• _Work instructions_
Faithfully return all lines, omitting every embedded picture.

## start

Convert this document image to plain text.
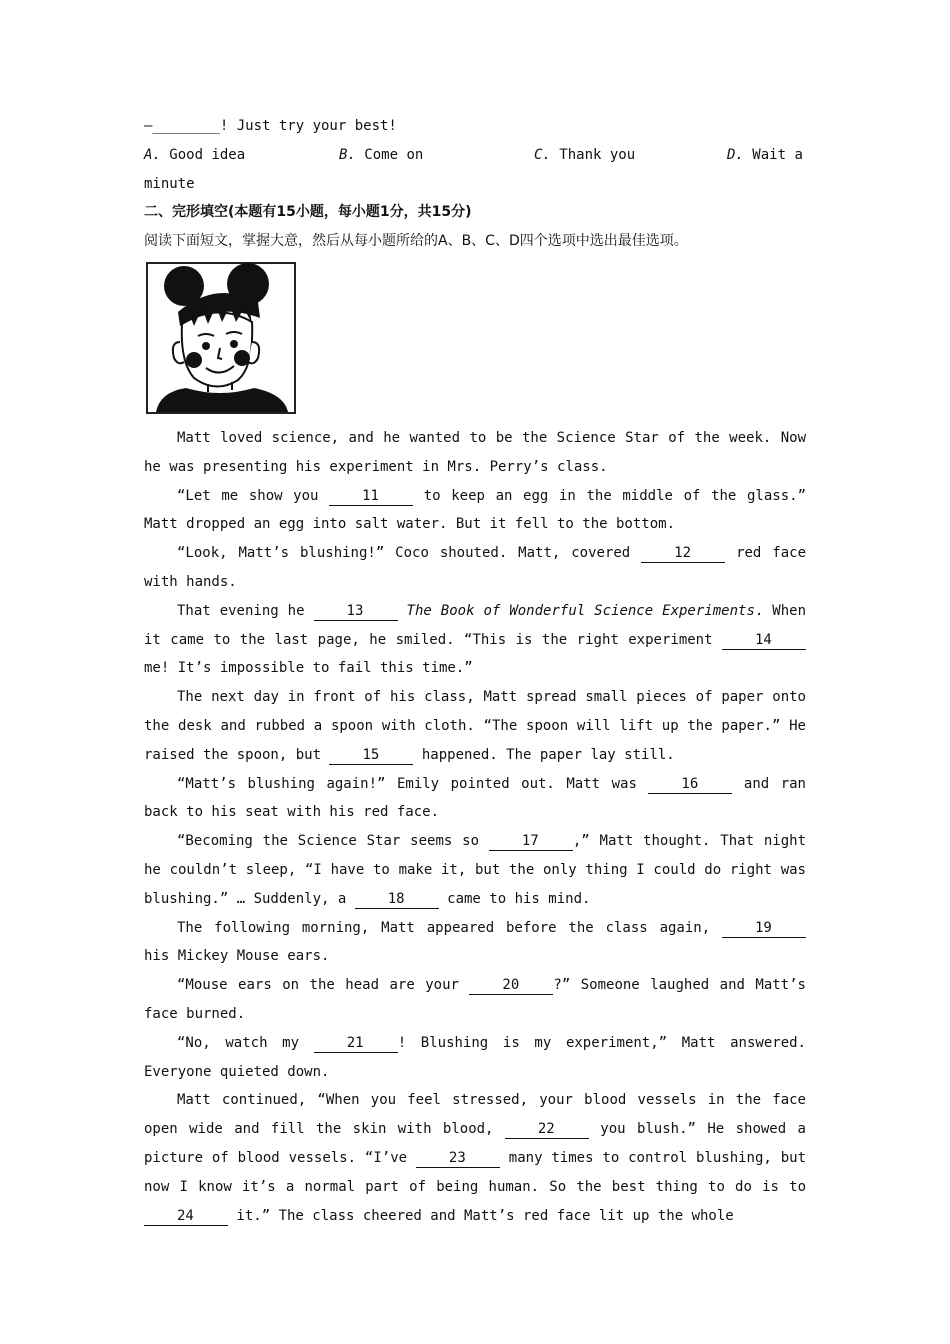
—________! Just try your best!
A. Good idea	B. Come on	C. Thank you	D. Wait a
minute
二、完形填空(本题有15小题，每小题1分，共15分)
阅读下面短文，掌握大意，然后从每小题所给的A、B、C、D四个选项中选出最佳选项。

Matt loved science, and he wanted to be the Science Star of the week. Now he was presenting his experiment in Mrs. Perry’s class.

“Let me show you 11 to keep an egg in the middle of the glass.” Matt dropped an egg into salt water. But it fell to the bottom.

“Look, Matt’s blushing!” Coco shouted. Matt, covered 12 red face with hands.

That evening he 13	The Book of Wonderful Science Experiments. When it came to the last page, he smiled. “This is the right experiment 14 me! It’s impossible to fail this time.”

The next day in front of his class, Matt spread small pieces of paper onto the desk and rubbed a spoon with cloth. “The spoon will lift up the paper.” He raised the spoon, but 15 happened. The paper lay still.

“Matt’s blushing again!” Emily pointed out. Matt was 16 and ran back to his seat with his red face.

“Becoming the Science Star seems so 17 ,” Matt thought. That night he couldn’t sleep, “I have to make it, but the only thing I could do right was blushing.” … Suddenly, a 18 came to his mind.

The following morning, Matt appeared before the class again, 19 his Mickey Mouse ears.

“Mouse ears on the head are your 20 ?” Someone laughed and Matt’s face burned.

“No, watch my 21 ! Blushing is my experiment,” Matt answered. Everyone quieted down.

Matt continued, “When you feel stressed, your blood vessels in the face open wide and fill the skin with blood, 22 you blush.” He showed a picture of blood vessels. “I’ve 23 many times to control blushing, but now I know it’s a normal part of being human. So the best thing to do is to 24 it.” The class cheered and Matt’s red face lit up the whole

## end

• _Solution to this task_
Convert this document image to plain text.
—________! Just try your best!
A. Good idea	B. Come on	C. Thank you	D. Wait a
minute
二、完形填空(本题有15小题，每小题1分，共15分)
阅读下面短文，掌握大意，然后从每小题所给的A、B、C、D四个选项中选出最佳选项。

Matt loved science, and he wanted to be the Science Star of the week. Now he was presenting his experiment in Mrs. Perry’s class.

“Let me show you 11 to keep an egg in the middle of the glass.” Matt dropped an egg into salt water. But it fell to the bottom.

“Look, Matt’s blushing!” Coco shouted. Matt, covered 12 red face with hands.

That evening he 13	The Book of Wonderful Science Experiments. When it came to the last page, he smiled. “This is the right experiment 14 me! It’s impossible to fail this time.”

The next day in front of his class, Matt spread small pieces of paper onto the desk and rubbed a spoon with cloth. “The spoon will lift up the paper.” He raised the spoon, but 15 happened. The paper lay still.

“Matt’s blushing again!” Emily pointed out. Matt was 16 and ran back to his seat with his red face.

“Becoming the Science Star seems so 17 ,” Matt thought. That night he couldn’t sleep, “I have to make it, but the only thing I could do right was blushing.” … Suddenly, a 18 came to his mind.

The following morning, Matt appeared before the class again, 19 his Mickey Mouse ears.

“Mouse ears on the head are your 20 ?” Someone laughed and Matt’s face burned.

“No, watch my 21 ! Blushing is my experiment,” Matt answered. Everyone quieted down.

Matt continued, “When you feel stressed, your blood vessels in the face open wide and fill the skin with blood, 22 you blush.” He showed a picture of blood vessels. “I’ve 23 many times to control blushing, but now I know it’s a normal part of being human. So the best thing to do is to 24 it.” The class cheered and Matt’s red face lit up the whole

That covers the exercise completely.